_Given request:_ Write out the listing below exactly, and omit any images you find in it.

(Dataset excerpt)
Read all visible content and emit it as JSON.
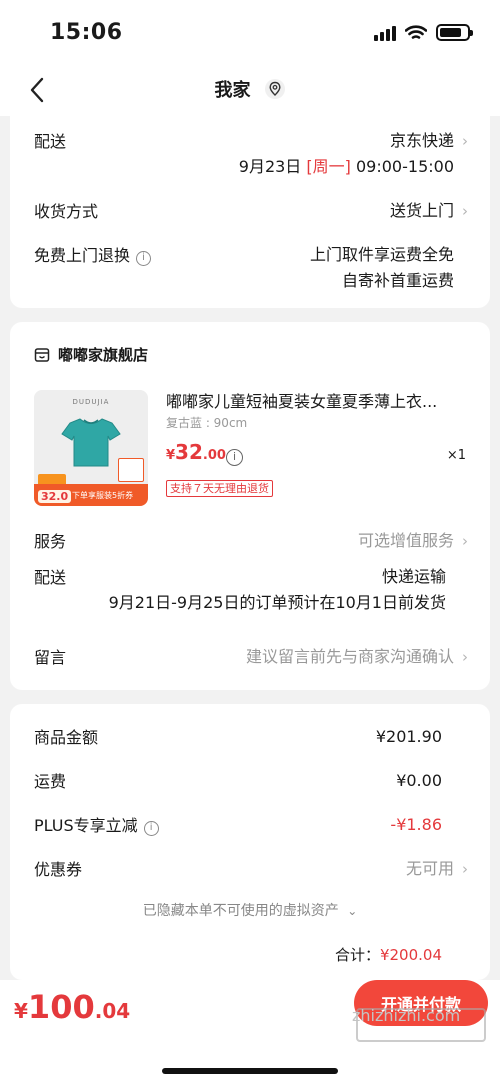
{
  "status_bar": {
    "time": "15:06"
  },
  "nav": {
    "title": "我家"
  },
  "delivery": {
    "shipping_label": "配送",
    "shipping_carrier": "京东快递",
    "shipping_date": "9月23日",
    "shipping_weekday": "[周一]",
    "shipping_time": "09:00-15:00",
    "receive_label": "收货方式",
    "receive_value": "送货上门",
    "return_label": "免费上门退换",
    "return_line1": "上门取件享运费全免",
    "return_line2": "自寄补首重运费"
  },
  "shop": {
    "name": "嘟嘟家旗舰店",
    "product": {
      "brand_on_image": "DUDUJIA",
      "promo_price": "32.0",
      "promo_text": "下单享服装5折券",
      "title": "嘟嘟家儿童短袖夏装女童夏季薄上衣...",
      "spec": "复古蓝 : 90cm",
      "price_symbol": "¥",
      "price_int": "32",
      "price_dec": ".00",
      "qty": "×1",
      "tag": "支持７天无理由退货"
    },
    "service_label": "服务",
    "service_value": "可选增值服务",
    "shipping_label": "配送",
    "shipping_value": "快递运输",
    "shipping_note": "9月21日-9月25日的订单预计在10月1日前发货",
    "message_label": "留言",
    "message_placeholder": "建议留言前先与商家沟通确认"
  },
  "summary": {
    "goods_label": "商品金额",
    "goods_value": "¥201.90",
    "freight_label": "运费",
    "freight_value": "¥0.00",
    "plus_label": "PLUS专享立减",
    "plus_value": "-¥1.86",
    "coupon_label": "优惠券",
    "coupon_value": "无可用",
    "hidden_assets": "已隐藏本单不可使用的虚拟资产",
    "total_label": "合计：",
    "total_value": "¥200.04"
  },
  "bottom": {
    "pay_symbol": "¥",
    "pay_int": "100",
    "pay_dec": ".04",
    "pay_button": "开通并付款"
  },
  "watermark": "zhizhizhi.com",
  "colors": {
    "accent": "#e4393c",
    "button": "#f2473b",
    "background": "#f2f2f2"
  }
}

_Finished task:_
Read all visible content and emit it as JSON.
{
  "status_bar": {
    "time": "15:06"
  },
  "nav": {
    "title": "我家"
  },
  "delivery": {
    "shipping_label": "配送",
    "shipping_carrier": "京东快递",
    "shipping_date": "9月23日",
    "shipping_weekday": "[周一]",
    "shipping_time": "09:00-15:00",
    "receive_label": "收货方式",
    "receive_value": "送货上门",
    "return_label": "免费上门退换",
    "return_line1": "上门取件享运费全免",
    "return_line2": "自寄补首重运费"
  },
  "shop": {
    "name": "嘟嘟家旗舰店",
    "product": {
      "brand_on_image": "DUDUJIA",
      "promo_price": "32.0",
      "promo_text": "下单享服装5折券",
      "title": "嘟嘟家儿童短袖夏装女童夏季薄上衣...",
      "spec": "复古蓝 : 90cm",
      "price_symbol": "¥",
      "price_int": "32",
      "price_dec": ".00",
      "qty": "×1",
      "tag": "支持７天无理由退货"
    },
    "service_label": "服务",
    "service_value": "可选增值服务",
    "shipping_label": "配送",
    "shipping_value": "快递运输",
    "shipping_note": "9月21日-9月25日的订单预计在10月1日前发货",
    "message_label": "留言",
    "message_placeholder": "建议留言前先与商家沟通确认"
  },
  "summary": {
    "goods_label": "商品金额",
    "goods_value": "¥201.90",
    "freight_label": "运费",
    "freight_value": "¥0.00",
    "plus_label": "PLUS专享立减",
    "plus_value": "-¥1.86",
    "coupon_label": "优惠券",
    "coupon_value": "无可用",
    "hidden_assets": "已隐藏本单不可使用的虚拟资产",
    "total_label": "合计：",
    "total_value": "¥200.04"
  },
  "bottom": {
    "pay_symbol": "¥",
    "pay_int": "100",
    "pay_dec": ".04",
    "pay_button": "开通并付款"
  },
  "watermark": "zhizhizhi.com",
  "colors": {
    "accent": "#e4393c",
    "button": "#f2473b",
    "background": "#f2f2f2"
  }
}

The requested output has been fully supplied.